[Collection entries]
------------------------------

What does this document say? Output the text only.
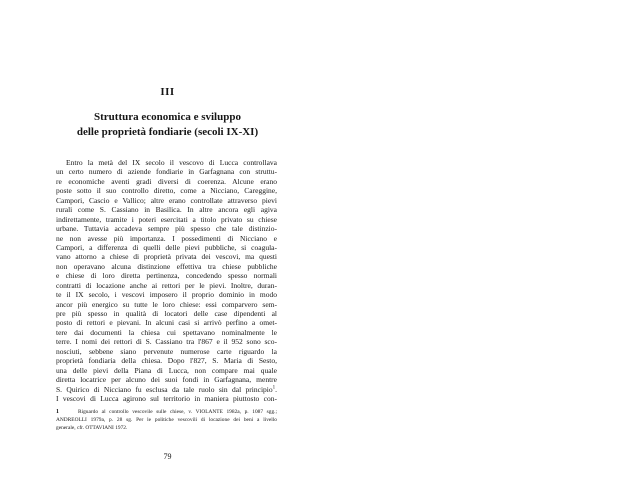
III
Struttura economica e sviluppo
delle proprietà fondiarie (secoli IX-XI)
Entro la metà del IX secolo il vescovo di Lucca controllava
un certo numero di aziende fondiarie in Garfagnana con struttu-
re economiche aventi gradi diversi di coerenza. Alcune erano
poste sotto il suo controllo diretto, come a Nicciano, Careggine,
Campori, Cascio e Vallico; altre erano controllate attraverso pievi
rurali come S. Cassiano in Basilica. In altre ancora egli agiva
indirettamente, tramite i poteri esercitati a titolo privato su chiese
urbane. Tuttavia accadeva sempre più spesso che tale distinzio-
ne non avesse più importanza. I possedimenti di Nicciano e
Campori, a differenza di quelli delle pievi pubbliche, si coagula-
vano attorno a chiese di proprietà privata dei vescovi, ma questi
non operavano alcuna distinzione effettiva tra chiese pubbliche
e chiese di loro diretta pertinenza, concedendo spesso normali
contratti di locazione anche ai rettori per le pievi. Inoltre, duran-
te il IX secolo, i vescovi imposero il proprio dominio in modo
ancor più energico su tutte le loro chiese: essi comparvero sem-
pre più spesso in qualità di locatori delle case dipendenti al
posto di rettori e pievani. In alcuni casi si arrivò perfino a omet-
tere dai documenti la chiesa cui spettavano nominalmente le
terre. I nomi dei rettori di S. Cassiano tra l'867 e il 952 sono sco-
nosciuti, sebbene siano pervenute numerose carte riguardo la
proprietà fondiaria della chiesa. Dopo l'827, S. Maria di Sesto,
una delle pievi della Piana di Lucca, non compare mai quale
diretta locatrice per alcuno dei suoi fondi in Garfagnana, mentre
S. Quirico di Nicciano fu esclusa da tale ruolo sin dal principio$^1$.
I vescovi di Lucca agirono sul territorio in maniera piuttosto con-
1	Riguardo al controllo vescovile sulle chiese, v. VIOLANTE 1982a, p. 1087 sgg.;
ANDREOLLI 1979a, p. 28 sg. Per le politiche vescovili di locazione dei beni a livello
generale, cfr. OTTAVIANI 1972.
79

------------------------------

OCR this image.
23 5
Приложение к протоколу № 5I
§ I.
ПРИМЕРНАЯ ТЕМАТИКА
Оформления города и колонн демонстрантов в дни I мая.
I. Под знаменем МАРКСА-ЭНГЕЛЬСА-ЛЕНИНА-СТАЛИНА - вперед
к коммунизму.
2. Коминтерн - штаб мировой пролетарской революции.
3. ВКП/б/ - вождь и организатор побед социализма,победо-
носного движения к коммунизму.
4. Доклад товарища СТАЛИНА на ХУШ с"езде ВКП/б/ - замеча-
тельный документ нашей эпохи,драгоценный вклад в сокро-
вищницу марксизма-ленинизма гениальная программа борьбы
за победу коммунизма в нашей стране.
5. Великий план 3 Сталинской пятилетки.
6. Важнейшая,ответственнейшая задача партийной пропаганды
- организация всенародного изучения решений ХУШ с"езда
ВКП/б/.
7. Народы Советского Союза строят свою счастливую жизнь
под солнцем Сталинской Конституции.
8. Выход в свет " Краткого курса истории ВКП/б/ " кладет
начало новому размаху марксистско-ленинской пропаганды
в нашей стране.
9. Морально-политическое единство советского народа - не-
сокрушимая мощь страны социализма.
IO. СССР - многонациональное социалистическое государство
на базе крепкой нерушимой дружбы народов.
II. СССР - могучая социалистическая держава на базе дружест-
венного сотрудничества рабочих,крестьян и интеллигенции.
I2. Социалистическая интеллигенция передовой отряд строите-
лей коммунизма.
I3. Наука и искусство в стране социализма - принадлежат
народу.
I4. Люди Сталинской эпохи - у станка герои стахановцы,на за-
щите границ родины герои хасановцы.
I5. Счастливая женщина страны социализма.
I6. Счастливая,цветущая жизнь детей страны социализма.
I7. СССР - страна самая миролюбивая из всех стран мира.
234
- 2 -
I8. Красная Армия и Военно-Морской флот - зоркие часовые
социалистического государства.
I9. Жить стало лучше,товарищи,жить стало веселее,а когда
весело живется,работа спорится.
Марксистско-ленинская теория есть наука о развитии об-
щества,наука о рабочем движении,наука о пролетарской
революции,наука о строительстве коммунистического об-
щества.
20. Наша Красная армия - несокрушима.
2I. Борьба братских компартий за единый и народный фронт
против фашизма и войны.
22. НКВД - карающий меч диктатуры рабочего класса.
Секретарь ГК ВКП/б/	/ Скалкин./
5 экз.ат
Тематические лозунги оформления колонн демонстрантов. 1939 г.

------------------------------

- Work to complete -
Pull every line holding "щества" out of the records.

- Exercise output -
щества,наука о рабочем движении,наука о пролетарской
щества.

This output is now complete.